(Collected data entries)

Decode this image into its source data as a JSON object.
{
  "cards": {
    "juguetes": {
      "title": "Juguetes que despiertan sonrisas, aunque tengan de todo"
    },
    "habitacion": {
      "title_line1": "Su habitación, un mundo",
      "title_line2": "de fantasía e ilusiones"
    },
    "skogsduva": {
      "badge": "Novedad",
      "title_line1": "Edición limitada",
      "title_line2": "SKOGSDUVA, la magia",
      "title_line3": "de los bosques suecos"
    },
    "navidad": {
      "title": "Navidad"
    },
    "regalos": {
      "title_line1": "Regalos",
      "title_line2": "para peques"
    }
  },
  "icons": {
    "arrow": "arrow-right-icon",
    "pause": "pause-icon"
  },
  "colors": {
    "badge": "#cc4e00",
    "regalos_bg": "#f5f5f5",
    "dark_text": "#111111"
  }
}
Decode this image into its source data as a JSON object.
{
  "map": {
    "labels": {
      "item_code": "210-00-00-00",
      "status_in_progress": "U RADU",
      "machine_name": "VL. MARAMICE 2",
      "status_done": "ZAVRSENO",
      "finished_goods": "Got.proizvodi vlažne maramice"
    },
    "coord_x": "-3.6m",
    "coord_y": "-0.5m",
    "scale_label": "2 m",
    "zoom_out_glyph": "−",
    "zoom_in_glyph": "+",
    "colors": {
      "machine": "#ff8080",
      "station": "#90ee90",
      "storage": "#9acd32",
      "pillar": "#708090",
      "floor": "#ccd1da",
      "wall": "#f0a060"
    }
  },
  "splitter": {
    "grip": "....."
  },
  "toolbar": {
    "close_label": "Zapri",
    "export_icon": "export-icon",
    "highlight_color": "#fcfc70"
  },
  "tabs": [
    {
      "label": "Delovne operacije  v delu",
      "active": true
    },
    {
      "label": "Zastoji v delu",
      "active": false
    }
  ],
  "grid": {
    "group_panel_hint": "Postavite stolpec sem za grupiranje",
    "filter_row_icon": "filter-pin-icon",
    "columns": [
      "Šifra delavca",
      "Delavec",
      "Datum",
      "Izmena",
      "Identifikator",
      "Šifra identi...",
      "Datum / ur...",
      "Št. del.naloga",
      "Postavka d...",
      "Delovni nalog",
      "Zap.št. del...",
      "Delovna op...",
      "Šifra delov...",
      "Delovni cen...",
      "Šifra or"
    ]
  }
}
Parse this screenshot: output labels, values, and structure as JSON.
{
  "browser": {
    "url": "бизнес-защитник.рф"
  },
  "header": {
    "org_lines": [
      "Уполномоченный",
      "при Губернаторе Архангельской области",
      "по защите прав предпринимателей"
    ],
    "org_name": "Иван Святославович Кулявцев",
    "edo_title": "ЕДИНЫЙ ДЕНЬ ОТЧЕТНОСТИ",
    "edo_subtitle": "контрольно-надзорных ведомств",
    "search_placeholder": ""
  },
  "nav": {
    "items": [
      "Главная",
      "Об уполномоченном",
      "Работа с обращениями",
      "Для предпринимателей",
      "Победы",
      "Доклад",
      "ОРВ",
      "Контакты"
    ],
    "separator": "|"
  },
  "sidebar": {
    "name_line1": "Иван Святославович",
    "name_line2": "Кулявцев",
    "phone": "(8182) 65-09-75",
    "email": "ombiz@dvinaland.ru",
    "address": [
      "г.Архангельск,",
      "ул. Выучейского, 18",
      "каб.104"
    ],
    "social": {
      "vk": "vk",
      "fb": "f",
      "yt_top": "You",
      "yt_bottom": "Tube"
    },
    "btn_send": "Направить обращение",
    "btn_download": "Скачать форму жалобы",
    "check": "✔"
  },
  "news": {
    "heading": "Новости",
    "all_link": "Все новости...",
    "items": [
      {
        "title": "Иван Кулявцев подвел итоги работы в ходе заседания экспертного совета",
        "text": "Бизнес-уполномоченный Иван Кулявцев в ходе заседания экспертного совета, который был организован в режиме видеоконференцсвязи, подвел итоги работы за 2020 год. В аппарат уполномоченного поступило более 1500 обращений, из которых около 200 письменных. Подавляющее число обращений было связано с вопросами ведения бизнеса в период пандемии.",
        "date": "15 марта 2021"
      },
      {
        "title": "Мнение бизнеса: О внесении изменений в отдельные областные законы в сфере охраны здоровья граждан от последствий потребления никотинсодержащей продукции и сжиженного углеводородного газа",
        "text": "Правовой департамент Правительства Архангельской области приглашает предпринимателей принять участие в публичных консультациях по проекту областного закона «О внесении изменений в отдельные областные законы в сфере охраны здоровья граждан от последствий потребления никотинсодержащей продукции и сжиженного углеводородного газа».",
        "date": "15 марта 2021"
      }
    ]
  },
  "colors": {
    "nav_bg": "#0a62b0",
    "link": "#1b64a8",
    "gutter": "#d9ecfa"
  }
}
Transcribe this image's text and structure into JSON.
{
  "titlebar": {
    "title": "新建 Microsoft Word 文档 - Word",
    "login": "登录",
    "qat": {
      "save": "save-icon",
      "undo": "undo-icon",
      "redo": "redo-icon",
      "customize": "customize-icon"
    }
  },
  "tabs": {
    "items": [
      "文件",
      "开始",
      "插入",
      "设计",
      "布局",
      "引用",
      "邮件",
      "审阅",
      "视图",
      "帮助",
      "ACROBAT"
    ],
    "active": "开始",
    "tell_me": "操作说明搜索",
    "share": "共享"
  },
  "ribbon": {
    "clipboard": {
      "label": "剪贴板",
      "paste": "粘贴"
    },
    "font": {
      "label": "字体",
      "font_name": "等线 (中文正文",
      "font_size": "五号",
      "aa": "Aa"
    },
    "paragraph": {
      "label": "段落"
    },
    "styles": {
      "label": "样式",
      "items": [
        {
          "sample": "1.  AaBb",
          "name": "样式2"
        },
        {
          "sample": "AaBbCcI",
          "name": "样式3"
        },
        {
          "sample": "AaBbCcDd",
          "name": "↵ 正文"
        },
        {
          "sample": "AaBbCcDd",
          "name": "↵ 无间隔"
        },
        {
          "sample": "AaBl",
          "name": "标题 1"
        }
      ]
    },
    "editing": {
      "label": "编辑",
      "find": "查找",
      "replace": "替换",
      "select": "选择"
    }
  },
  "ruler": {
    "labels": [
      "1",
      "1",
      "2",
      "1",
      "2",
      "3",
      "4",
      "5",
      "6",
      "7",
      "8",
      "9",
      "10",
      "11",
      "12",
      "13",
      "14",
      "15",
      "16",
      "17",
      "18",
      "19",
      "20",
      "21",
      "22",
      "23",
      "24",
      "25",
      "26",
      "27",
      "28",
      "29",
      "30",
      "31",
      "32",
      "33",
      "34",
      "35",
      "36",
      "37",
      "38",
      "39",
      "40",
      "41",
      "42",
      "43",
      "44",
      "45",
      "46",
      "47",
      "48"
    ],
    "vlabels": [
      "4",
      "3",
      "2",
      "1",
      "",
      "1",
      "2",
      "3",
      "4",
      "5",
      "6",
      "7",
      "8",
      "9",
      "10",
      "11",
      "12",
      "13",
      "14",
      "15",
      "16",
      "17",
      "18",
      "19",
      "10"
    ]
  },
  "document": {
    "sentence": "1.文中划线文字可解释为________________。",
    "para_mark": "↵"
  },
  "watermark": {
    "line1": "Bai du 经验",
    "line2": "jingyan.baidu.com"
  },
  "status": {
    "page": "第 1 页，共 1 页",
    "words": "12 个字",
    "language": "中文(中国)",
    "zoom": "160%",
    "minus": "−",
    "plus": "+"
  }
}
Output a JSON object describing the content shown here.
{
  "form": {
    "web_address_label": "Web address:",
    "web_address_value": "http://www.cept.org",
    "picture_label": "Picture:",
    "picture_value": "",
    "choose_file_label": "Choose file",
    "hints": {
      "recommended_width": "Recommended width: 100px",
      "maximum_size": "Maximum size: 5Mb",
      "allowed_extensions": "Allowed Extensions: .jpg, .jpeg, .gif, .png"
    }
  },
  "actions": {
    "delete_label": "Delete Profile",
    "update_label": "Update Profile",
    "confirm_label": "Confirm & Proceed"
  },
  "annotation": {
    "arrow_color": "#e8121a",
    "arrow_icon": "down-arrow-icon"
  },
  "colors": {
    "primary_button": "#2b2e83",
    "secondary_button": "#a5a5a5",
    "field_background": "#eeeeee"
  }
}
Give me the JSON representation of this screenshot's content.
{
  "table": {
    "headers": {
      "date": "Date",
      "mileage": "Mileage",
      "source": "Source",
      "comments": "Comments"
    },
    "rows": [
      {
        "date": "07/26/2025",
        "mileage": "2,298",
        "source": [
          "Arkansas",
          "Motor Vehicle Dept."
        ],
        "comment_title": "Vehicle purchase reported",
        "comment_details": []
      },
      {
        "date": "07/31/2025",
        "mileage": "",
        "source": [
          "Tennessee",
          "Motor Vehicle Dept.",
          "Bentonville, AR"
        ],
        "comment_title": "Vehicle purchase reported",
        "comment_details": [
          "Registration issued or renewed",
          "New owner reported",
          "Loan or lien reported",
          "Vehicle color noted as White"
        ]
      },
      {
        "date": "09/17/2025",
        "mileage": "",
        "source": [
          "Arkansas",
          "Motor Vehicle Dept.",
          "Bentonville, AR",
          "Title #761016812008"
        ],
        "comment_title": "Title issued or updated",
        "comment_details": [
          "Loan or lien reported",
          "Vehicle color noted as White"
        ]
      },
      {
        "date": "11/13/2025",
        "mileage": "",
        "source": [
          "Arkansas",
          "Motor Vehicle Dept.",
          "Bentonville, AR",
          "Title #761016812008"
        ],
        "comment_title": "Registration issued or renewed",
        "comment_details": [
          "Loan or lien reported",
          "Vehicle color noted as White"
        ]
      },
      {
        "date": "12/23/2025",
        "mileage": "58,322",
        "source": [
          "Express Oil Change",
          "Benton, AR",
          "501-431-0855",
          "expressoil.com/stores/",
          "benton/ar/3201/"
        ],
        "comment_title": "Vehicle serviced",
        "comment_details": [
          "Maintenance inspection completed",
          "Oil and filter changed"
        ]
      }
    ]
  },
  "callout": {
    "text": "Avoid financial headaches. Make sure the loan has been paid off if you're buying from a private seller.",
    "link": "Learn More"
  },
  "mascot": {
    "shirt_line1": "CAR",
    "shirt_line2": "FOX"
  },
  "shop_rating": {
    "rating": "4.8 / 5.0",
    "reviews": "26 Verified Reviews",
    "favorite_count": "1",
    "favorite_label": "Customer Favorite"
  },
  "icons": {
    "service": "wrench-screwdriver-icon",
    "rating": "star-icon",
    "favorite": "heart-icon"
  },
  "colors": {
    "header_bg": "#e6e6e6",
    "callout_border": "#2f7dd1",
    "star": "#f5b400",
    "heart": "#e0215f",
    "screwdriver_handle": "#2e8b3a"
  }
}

Task: Select every line where the word "бизнеса" occurs.

Result of the task:
        "text": "Бизнес-уполномоченный Иван Кулявцев в ходе заседания экспертного совета, который был организован в режиме видеоконференцсвязи, подвел итоги работы за 2020 год. В аппарат уполномоченного поступило более 1500 обращений, из которых около 200 письменных. Подавляющее число обращений было связано с вопросами ведения бизнеса в период пандемии.",
        "title": "Мнение бизнеса: О внесении изменений в отдельные областные законы в сфере охраны здоровья граждан от последствий потребления никотинсодержащей продукции и сжиженного углеводородного газа",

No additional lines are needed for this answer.